*Task brief*
Copy every line from the records below that holds the word "name".

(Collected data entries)
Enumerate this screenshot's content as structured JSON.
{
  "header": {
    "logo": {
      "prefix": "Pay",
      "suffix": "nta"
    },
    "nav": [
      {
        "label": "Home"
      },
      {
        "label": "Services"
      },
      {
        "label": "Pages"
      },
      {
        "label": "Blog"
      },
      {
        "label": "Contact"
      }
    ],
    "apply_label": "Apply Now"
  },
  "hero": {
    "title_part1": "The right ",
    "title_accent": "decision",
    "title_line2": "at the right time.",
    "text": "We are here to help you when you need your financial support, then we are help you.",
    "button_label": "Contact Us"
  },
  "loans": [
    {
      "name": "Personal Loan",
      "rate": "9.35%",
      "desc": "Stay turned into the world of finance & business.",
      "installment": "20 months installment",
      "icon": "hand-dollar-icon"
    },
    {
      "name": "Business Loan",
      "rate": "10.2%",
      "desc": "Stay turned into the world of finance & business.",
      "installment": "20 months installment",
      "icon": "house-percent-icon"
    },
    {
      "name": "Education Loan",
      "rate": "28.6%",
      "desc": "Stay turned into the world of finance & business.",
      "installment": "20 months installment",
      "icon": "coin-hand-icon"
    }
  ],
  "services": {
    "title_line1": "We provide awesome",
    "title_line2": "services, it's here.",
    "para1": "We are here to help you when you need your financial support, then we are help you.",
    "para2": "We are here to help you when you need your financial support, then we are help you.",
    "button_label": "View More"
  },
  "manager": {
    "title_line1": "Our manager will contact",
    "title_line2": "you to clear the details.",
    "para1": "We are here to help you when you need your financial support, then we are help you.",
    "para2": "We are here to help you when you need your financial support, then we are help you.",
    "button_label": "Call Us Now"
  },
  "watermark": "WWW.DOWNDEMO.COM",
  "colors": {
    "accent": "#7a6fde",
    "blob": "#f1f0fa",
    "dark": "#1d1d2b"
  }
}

*Reply*
      "name": "Personal Loan",
      "name": "Business Loan",
      "name": "Education Loan",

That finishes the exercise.